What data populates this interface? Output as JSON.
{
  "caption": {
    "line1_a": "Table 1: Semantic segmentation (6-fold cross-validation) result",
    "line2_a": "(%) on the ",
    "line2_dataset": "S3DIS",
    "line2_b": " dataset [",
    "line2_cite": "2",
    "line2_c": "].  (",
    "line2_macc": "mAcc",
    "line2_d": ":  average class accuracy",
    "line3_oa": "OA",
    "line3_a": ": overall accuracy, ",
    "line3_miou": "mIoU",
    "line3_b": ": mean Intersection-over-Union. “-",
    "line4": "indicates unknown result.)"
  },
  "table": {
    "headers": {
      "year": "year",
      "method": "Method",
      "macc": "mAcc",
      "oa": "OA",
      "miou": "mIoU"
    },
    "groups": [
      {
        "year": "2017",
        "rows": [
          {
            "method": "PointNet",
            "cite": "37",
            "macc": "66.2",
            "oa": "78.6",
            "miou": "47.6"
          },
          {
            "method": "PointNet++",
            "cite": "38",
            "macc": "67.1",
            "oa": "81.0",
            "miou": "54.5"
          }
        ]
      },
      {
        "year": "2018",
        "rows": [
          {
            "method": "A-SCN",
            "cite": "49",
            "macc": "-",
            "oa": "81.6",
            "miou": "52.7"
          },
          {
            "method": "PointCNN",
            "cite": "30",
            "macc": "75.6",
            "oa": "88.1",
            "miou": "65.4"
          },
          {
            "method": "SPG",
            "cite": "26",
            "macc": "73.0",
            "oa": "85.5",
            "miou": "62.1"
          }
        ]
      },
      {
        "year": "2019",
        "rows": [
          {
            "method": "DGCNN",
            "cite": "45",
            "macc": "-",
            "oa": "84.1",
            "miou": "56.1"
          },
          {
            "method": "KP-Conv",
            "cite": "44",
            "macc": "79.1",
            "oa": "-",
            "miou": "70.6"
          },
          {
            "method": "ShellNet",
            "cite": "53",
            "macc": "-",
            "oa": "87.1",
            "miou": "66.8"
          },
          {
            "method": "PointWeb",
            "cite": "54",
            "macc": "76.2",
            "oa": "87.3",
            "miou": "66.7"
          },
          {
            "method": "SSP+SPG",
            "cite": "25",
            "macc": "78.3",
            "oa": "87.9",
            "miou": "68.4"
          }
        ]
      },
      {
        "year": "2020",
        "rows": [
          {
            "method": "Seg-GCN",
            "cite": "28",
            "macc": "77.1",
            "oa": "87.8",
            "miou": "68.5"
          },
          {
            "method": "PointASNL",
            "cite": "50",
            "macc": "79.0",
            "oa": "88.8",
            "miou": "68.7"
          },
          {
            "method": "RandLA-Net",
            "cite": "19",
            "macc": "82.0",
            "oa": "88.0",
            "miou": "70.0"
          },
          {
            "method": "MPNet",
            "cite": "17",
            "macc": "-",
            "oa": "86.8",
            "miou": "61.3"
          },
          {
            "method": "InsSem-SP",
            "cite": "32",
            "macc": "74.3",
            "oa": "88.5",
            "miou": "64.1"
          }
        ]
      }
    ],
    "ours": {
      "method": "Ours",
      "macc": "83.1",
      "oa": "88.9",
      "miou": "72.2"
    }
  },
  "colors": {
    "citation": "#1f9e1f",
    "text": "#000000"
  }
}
= = = = =
#### What is required:
Reproduce the material above without altering a single character.

#### Finished exercise:
What data populates this interface? Output as JSON.
{
  "caption": {
    "line1_a": "Table 1: Semantic segmentation (6-fold cross-validation) result",
    "line2_a": "(%) on the ",
    "line2_dataset": "S3DIS",
    "line2_b": " dataset [",
    "line2_cite": "2",
    "line2_c": "].  (",
    "line2_macc": "mAcc",
    "line2_d": ":  average class accuracy",
    "line3_oa": "OA",
    "line3_a": ": overall accuracy, ",
    "line3_miou": "mIoU",
    "line3_b": ": mean Intersection-over-Union. “-",
    "line4": "indicates unknown result.)"
  },
  "table": {
    "headers": {
      "year": "year",
      "method": "Method",
      "macc": "mAcc",
      "oa": "OA",
      "miou": "mIoU"
    },
    "groups": [
      {
        "year": "2017",
        "rows": [
          {
            "method": "PointNet",
            "cite": "37",
            "macc": "66.2",
            "oa": "78.6",
            "miou": "47.6"
          },
          {
            "method": "PointNet++",
            "cite": "38",
            "macc": "67.1",
            "oa": "81.0",
            "miou": "54.5"
          }
        ]
      },
      {
        "year": "2018",
        "rows": [
          {
            "method": "A-SCN",
            "cite": "49",
            "macc": "-",
            "oa": "81.6",
            "miou": "52.7"
          },
          {
            "method": "PointCNN",
            "cite": "30",
            "macc": "75.6",
            "oa": "88.1",
            "miou": "65.4"
          },
          {
            "method": "SPG",
            "cite": "26",
            "macc": "73.0",
            "oa": "85.5",
            "miou": "62.1"
          }
        ]
      },
      {
        "year": "2019",
        "rows": [
          {
            "method": "DGCNN",
            "cite": "45",
            "macc": "-",
            "oa": "84.1",
            "miou": "56.1"
          },
          {
            "method": "KP-Conv",
            "cite": "44",
            "macc": "79.1",
            "oa": "-",
            "miou": "70.6"
          },
          {
            "method": "ShellNet",
            "cite": "53",
            "macc": "-",
            "oa": "87.1",
            "miou": "66.8"
          },
          {
            "method": "PointWeb",
            "cite": "54",
            "macc": "76.2",
            "oa": "87.3",
            "miou": "66.7"
          },
          {
            "method": "SSP+SPG",
            "cite": "25",
            "macc": "78.3",
            "oa": "87.9",
            "miou": "68.4"
          }
        ]
      },
      {
        "year": "2020",
        "rows": [
          {
            "method": "Seg-GCN",
            "cite": "28",
            "macc": "77.1",
            "oa": "87.8",
            "miou": "68.5"
          },
          {
            "method": "PointASNL",
            "cite": "50",
            "macc": "79.0",
            "oa": "88.8",
            "miou": "68.7"
          },
          {
            "method": "RandLA-Net",
            "cite": "19",
            "macc": "82.0",
            "oa": "88.0",
            "miou": "70.0"
          },
          {
            "method": "MPNet",
            "cite": "17",
            "macc": "-",
            "oa": "86.8",
            "miou": "61.3"
          },
          {
            "method": "InsSem-SP",
            "cite": "32",
            "macc": "74.3",
            "oa": "88.5",
            "miou": "64.1"
          }
        ]
      }
    ],
    "ours": {
      "method": "Ours",
      "macc": "83.1",
      "oa": "88.9",
      "miou": "72.2"
    }
  },
  "colors": {
    "citation": "#1f9e1f",
    "text": "#000000"
  }
}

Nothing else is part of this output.